What is required
State the number of lines in these records that include the word "Weser", and add nothing to it.

※

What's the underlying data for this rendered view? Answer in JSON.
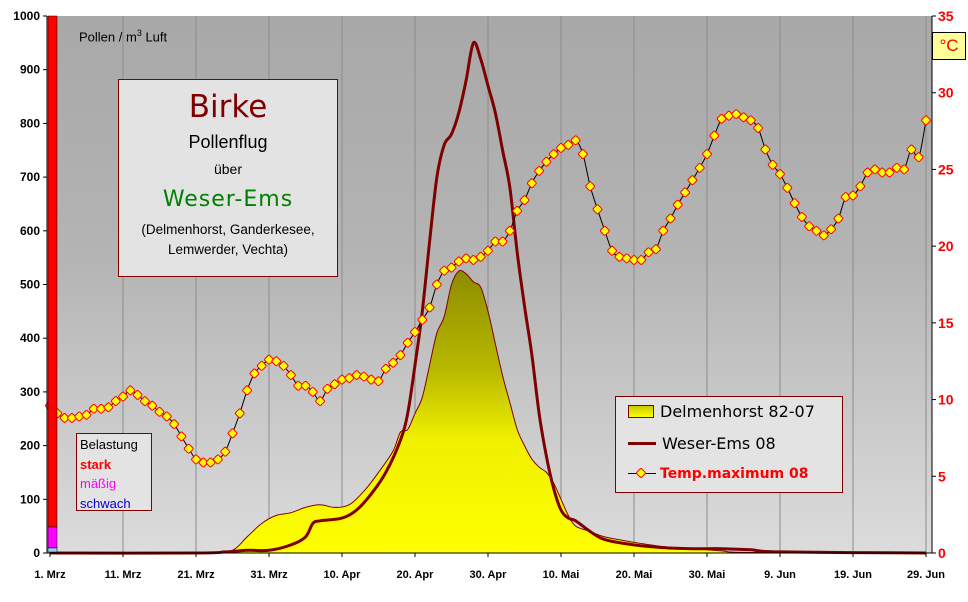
{
  "title_box": {
    "species": "Birke",
    "line1": "Pollenflug",
    "line2": "über",
    "region": "Weser-Ems",
    "places_line1": "(Delmenhorst, Ganderkesee,",
    "places_line2": "Lemwerder, Vechta)"
  },
  "left_axis_unit": {
    "prefix": "Pollen / m",
    "sup": "3",
    "suffix": " Luft"
  },
  "right_axis_unit": "°C",
  "level_box": {
    "title": "Belastung",
    "strong": "stark",
    "moderate": "mäßig",
    "weak": "schwach",
    "colors": {
      "strong": "#ff0000",
      "moderate": "#ff00ff",
      "weak": "#99ccff"
    }
  },
  "legend": {
    "series1": "Delmenhorst 82-07",
    "series2": "Weser-Ems 08",
    "series3": "Temp.maximum 08"
  },
  "colors": {
    "area_fill_top": "#9a9a00",
    "area_fill_bottom": "#ffff00",
    "area_edge": "#800000",
    "line": "#800000",
    "temp_marker_fill": "#ffff00",
    "temp_marker_edge": "#ff0000",
    "right_axis": "#ff0000"
  },
  "chart_data": {
    "type": "line",
    "title": "Birke Pollenflug über Weser-Ems",
    "xlabel": "",
    "ylabel": "Pollen / m³ Luft",
    "y2label": "°C",
    "ylim": [
      0,
      1000
    ],
    "y2lim": [
      0,
      35
    ],
    "yticks": [
      0,
      100,
      200,
      300,
      400,
      500,
      600,
      700,
      800,
      900,
      1000
    ],
    "y2ticks": [
      0,
      5,
      10,
      15,
      20,
      25,
      30,
      35
    ],
    "x_tick_labels": [
      "1. Mrz",
      "11. Mrz",
      "21. Mrz",
      "31. Mrz",
      "10. Apr",
      "20. Apr",
      "30. Apr",
      "10. Mai",
      "20. Mai",
      "30. Mai",
      "9. Jun",
      "19. Jun",
      "29. Jun"
    ],
    "x_tick_days": [
      0,
      10,
      20,
      30,
      40,
      50,
      60,
      70,
      80,
      90,
      100,
      110,
      120
    ],
    "grid": "vertical",
    "legend_position": "lower right",
    "series": [
      {
        "name": "Delmenhorst 82-07",
        "kind": "area",
        "axis": "left",
        "points": [
          [
            0,
            0
          ],
          [
            22,
            0
          ],
          [
            25,
            5
          ],
          [
            27,
            30
          ],
          [
            29,
            55
          ],
          [
            31,
            70
          ],
          [
            33,
            75
          ],
          [
            35,
            85
          ],
          [
            37,
            90
          ],
          [
            39,
            85
          ],
          [
            41,
            90
          ],
          [
            43,
            115
          ],
          [
            45,
            150
          ],
          [
            47,
            190
          ],
          [
            48,
            225
          ],
          [
            49,
            230
          ],
          [
            50,
            260
          ],
          [
            51,
            290
          ],
          [
            52,
            350
          ],
          [
            53,
            410
          ],
          [
            54,
            440
          ],
          [
            55,
            500
          ],
          [
            56,
            525
          ],
          [
            57,
            520
          ],
          [
            58,
            505
          ],
          [
            59,
            495
          ],
          [
            60,
            450
          ],
          [
            61,
            390
          ],
          [
            62,
            330
          ],
          [
            63,
            280
          ],
          [
            64,
            230
          ],
          [
            65,
            200
          ],
          [
            66,
            175
          ],
          [
            67,
            160
          ],
          [
            68,
            150
          ],
          [
            69,
            130
          ],
          [
            70,
            100
          ],
          [
            71,
            70
          ],
          [
            72,
            50
          ],
          [
            74,
            40
          ],
          [
            76,
            30
          ],
          [
            80,
            20
          ],
          [
            84,
            12
          ],
          [
            88,
            8
          ],
          [
            92,
            4
          ],
          [
            96,
            1
          ],
          [
            120,
            0
          ]
        ]
      },
      {
        "name": "Weser-Ems 08",
        "kind": "line",
        "axis": "left",
        "points": [
          [
            0,
            0
          ],
          [
            20,
            0
          ],
          [
            24,
            2
          ],
          [
            27,
            5
          ],
          [
            30,
            5
          ],
          [
            33,
            15
          ],
          [
            35,
            30
          ],
          [
            36,
            55
          ],
          [
            37,
            60
          ],
          [
            40,
            65
          ],
          [
            42,
            80
          ],
          [
            44,
            110
          ],
          [
            46,
            150
          ],
          [
            48,
            210
          ],
          [
            49,
            260
          ],
          [
            50,
            350
          ],
          [
            51,
            450
          ],
          [
            52,
            580
          ],
          [
            53,
            700
          ],
          [
            54,
            760
          ],
          [
            55,
            780
          ],
          [
            56,
            820
          ],
          [
            57,
            880
          ],
          [
            58,
            950
          ],
          [
            59,
            920
          ],
          [
            60,
            870
          ],
          [
            61,
            820
          ],
          [
            62,
            750
          ],
          [
            63,
            680
          ],
          [
            64,
            560
          ],
          [
            65,
            460
          ],
          [
            66,
            370
          ],
          [
            67,
            260
          ],
          [
            68,
            180
          ],
          [
            69,
            120
          ],
          [
            70,
            80
          ],
          [
            71,
            65
          ],
          [
            72,
            60
          ],
          [
            74,
            40
          ],
          [
            76,
            25
          ],
          [
            80,
            15
          ],
          [
            84,
            10
          ],
          [
            88,
            8
          ],
          [
            92,
            8
          ],
          [
            96,
            6
          ],
          [
            100,
            2
          ],
          [
            120,
            0
          ]
        ]
      },
      {
        "name": "Temp.maximum 08",
        "kind": "line_markers",
        "axis": "right",
        "values": [
          9.6,
          9.1,
          8.8,
          8.8,
          8.9,
          9.0,
          9.4,
          9.4,
          9.5,
          9.9,
          10.2,
          10.6,
          10.3,
          9.9,
          9.6,
          9.2,
          8.9,
          8.4,
          7.6,
          6.8,
          6.1,
          5.9,
          5.9,
          6.1,
          6.6,
          7.8,
          9.1,
          10.6,
          11.7,
          12.2,
          12.6,
          12.5,
          12.2,
          11.6,
          10.9,
          10.9,
          10.5,
          9.9,
          10.7,
          11.0,
          11.3,
          11.4,
          11.6,
          11.5,
          11.3,
          11.2,
          12.0,
          12.4,
          12.9,
          13.7,
          14.4,
          15.2,
          16.0,
          17.5,
          18.4,
          18.6,
          19.0,
          19.2,
          19.1,
          19.3,
          19.7,
          20.3,
          20.3,
          21.0,
          22.3,
          23.0,
          24.1,
          24.9,
          25.5,
          26.0,
          26.4,
          26.6,
          26.9,
          26.0,
          23.9,
          22.4,
          21.0,
          19.7,
          19.3,
          19.2,
          19.1,
          19.1,
          19.6,
          19.8,
          21.0,
          21.8,
          22.7,
          23.5,
          24.3,
          25.1,
          26.0,
          27.2,
          28.3,
          28.5,
          28.6,
          28.4,
          28.2,
          27.7,
          26.3,
          25.3,
          24.7,
          23.8,
          22.8,
          21.9,
          21.3,
          21.0,
          20.7,
          21.1,
          21.8,
          23.2,
          23.3,
          23.9,
          24.8,
          25.0,
          24.8,
          24.8,
          25.1,
          25.0,
          26.3,
          25.8,
          28.2
        ]
      }
    ]
  }
}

※

Answer to the exercise
4